▶ [WRITTEN REQUEST]:
Set down every record once more, exactly as given.

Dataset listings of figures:
%%
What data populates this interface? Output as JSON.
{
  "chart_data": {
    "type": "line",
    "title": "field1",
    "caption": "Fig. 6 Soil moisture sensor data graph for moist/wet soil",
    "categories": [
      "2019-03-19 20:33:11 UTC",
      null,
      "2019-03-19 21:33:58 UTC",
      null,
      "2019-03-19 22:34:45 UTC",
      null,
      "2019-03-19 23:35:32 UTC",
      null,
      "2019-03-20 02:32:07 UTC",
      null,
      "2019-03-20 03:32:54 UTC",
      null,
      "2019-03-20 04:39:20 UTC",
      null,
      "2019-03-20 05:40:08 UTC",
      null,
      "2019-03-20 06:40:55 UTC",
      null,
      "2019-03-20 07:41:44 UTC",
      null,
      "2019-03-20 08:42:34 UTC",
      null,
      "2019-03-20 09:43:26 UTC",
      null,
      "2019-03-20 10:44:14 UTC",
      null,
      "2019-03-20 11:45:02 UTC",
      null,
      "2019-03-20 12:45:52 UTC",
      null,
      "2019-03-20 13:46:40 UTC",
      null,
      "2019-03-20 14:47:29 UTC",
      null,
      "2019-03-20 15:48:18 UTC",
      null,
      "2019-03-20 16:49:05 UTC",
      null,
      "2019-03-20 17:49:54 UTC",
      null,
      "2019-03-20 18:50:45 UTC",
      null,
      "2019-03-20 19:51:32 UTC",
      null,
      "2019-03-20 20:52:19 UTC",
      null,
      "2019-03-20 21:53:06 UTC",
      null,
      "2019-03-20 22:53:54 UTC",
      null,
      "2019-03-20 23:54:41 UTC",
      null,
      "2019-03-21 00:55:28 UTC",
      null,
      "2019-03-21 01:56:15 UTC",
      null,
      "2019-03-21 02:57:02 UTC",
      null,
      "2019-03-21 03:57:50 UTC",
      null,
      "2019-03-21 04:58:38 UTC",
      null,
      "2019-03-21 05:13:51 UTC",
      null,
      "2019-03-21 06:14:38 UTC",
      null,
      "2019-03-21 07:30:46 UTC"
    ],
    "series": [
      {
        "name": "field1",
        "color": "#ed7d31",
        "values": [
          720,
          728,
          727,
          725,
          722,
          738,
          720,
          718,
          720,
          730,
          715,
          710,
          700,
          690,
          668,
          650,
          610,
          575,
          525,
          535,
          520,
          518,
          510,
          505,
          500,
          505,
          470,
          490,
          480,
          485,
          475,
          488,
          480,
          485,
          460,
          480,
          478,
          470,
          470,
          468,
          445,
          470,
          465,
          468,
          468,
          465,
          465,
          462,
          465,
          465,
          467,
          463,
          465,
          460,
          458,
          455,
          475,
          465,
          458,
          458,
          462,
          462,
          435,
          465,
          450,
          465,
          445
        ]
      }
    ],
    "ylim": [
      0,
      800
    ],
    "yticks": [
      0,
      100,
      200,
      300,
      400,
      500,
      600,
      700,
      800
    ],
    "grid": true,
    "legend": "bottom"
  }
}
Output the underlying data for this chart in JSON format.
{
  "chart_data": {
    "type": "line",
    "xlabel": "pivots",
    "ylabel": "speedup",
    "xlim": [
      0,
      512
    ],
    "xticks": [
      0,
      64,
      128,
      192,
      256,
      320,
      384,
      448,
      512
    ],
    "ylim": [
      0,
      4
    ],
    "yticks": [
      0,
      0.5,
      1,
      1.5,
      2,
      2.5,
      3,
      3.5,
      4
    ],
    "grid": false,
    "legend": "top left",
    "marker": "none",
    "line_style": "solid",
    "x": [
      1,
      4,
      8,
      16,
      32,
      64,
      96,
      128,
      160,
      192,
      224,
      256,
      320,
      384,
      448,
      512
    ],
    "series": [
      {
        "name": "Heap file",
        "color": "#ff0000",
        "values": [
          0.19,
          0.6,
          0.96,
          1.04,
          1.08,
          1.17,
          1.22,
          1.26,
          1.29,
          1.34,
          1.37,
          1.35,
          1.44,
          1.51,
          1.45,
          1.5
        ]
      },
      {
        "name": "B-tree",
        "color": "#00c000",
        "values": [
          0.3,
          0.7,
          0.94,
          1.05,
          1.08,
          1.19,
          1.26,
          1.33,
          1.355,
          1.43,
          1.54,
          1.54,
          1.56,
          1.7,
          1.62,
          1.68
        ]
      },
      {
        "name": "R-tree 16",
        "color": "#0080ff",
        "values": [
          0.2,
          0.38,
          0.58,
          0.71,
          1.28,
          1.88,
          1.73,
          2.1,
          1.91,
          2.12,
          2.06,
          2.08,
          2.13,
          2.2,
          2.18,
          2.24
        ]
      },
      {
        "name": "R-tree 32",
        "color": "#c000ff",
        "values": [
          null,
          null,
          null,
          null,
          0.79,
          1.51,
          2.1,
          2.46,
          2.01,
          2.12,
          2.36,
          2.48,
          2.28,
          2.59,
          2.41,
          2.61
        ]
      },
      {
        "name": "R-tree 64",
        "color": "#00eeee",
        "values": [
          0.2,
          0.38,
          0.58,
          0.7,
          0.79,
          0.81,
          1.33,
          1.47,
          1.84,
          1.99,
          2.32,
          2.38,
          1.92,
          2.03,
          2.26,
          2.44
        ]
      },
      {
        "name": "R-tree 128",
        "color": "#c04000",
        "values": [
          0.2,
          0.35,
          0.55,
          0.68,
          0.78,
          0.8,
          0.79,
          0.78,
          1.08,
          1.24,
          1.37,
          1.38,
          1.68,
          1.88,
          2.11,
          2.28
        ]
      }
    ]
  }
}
%%
▶ [WRITTEN RESPONSE]:
What data populates this interface? Output as JSON.
{
  "chart_data": {
    "type": "line",
    "title": "field1",
    "caption": "Fig. 6 Soil moisture sensor data graph for moist/wet soil",
    "categories": [
      "2019-03-19 20:33:11 UTC",
      null,
      "2019-03-19 21:33:58 UTC",
      null,
      "2019-03-19 22:34:45 UTC",
      null,
      "2019-03-19 23:35:32 UTC",
      null,
      "2019-03-20 02:32:07 UTC",
      null,
      "2019-03-20 03:32:54 UTC",
      null,
      "2019-03-20 04:39:20 UTC",
      null,
      "2019-03-20 05:40:08 UTC",
      null,
      "2019-03-20 06:40:55 UTC",
      null,
      "2019-03-20 07:41:44 UTC",
      null,
      "2019-03-20 08:42:34 UTC",
      null,
      "2019-03-20 09:43:26 UTC",
      null,
      "2019-03-20 10:44:14 UTC",
      null,
      "2019-03-20 11:45:02 UTC",
      null,
      "2019-03-20 12:45:52 UTC",
      null,
      "2019-03-20 13:46:40 UTC",
      null,
      "2019-03-20 14:47:29 UTC",
      null,
      "2019-03-20 15:48:18 UTC",
      null,
      "2019-03-20 16:49:05 UTC",
      null,
      "2019-03-20 17:49:54 UTC",
      null,
      "2019-03-20 18:50:45 UTC",
      null,
      "2019-03-20 19:51:32 UTC",
      null,
      "2019-03-20 20:52:19 UTC",
      null,
      "2019-03-20 21:53:06 UTC",
      null,
      "2019-03-20 22:53:54 UTC",
      null,
      "2019-03-20 23:54:41 UTC",
      null,
      "2019-03-21 00:55:28 UTC",
      null,
      "2019-03-21 01:56:15 UTC",
      null,
      "2019-03-21 02:57:02 UTC",
      null,
      "2019-03-21 03:57:50 UTC",
      null,
      "2019-03-21 04:58:38 UTC",
      null,
      "2019-03-21 05:13:51 UTC",
      null,
      "2019-03-21 06:14:38 UTC",
      null,
      "2019-03-21 07:30:46 UTC"
    ],
    "series": [
      {
        "name": "field1",
        "color": "#ed7d31",
        "values": [
          720,
          728,
          727,
          725,
          722,
          738,
          720,
          718,
          720,
          730,
          715,
          710,
          700,
          690,
          668,
          650,
          610,
          575,
          525,
          535,
          520,
          518,
          510,
          505,
          500,
          505,
          470,
          490,
          480,
          485,
          475,
          488,
          480,
          485,
          460,
          480,
          478,
          470,
          470,
          468,
          445,
          470,
          465,
          468,
          468,
          465,
          465,
          462,
          465,
          465,
          467,
          463,
          465,
          460,
          458,
          455,
          475,
          465,
          458,
          458,
          462,
          462,
          435,
          465,
          450,
          465,
          445
        ]
      }
    ],
    "ylim": [
      0,
      800
    ],
    "yticks": [
      0,
      100,
      200,
      300,
      400,
      500,
      600,
      700,
      800
    ],
    "grid": true,
    "legend": "bottom"
  }
}
Output the underlying data for this chart in JSON format.
{
  "chart_data": {
    "type": "line",
    "xlabel": "pivots",
    "ylabel": "speedup",
    "xlim": [
      0,
      512
    ],
    "xticks": [
      0,
      64,
      128,
      192,
      256,
      320,
      384,
      448,
      512
    ],
    "ylim": [
      0,
      4
    ],
    "yticks": [
      0,
      0.5,
      1,
      1.5,
      2,
      2.5,
      3,
      3.5,
      4
    ],
    "grid": false,
    "legend": "top left",
    "marker": "none",
    "line_style": "solid",
    "x": [
      1,
      4,
      8,
      16,
      32,
      64,
      96,
      128,
      160,
      192,
      224,
      256,
      320,
      384,
      448,
      512
    ],
    "series": [
      {
        "name": "Heap file",
        "color": "#ff0000",
        "values": [
          0.19,
          0.6,
          0.96,
          1.04,
          1.08,
          1.17,
          1.22,
          1.26,
          1.29,
          1.34,
          1.37,
          1.35,
          1.44,
          1.51,
          1.45,
          1.5
        ]
      },
      {
        "name": "B-tree",
        "color": "#00c000",
        "values": [
          0.3,
          0.7,
          0.94,
          1.05,
          1.08,
          1.19,
          1.26,
          1.33,
          1.355,
          1.43,
          1.54,
          1.54,
          1.56,
          1.7,
          1.62,
          1.68
        ]
      },
      {
        "name": "R-tree 16",
        "color": "#0080ff",
        "values": [
          0.2,
          0.38,
          0.58,
          0.71,
          1.28,
          1.88,
          1.73,
          2.1,
          1.91,
          2.12,
          2.06,
          2.08,
          2.13,
          2.2,
          2.18,
          2.24
        ]
      },
      {
        "name": "R-tree 32",
        "color": "#c000ff",
        "values": [
          null,
          null,
          null,
          null,
          0.79,
          1.51,
          2.1,
          2.46,
          2.01,
          2.12,
          2.36,
          2.48,
          2.28,
          2.59,
          2.41,
          2.61
        ]
      },
      {
        "name": "R-tree 64",
        "color": "#00eeee",
        "values": [
          0.2,
          0.38,
          0.58,
          0.7,
          0.79,
          0.81,
          1.33,
          1.47,
          1.84,
          1.99,
          2.32,
          2.38,
          1.92,
          2.03,
          2.26,
          2.44
        ]
      },
      {
        "name": "R-tree 128",
        "color": "#c04000",
        "values": [
          0.2,
          0.35,
          0.55,
          0.68,
          0.78,
          0.8,
          0.79,
          0.78,
          1.08,
          1.24,
          1.37,
          1.38,
          1.68,
          1.88,
          2.11,
          2.28
        ]
      }
    ]
  }
}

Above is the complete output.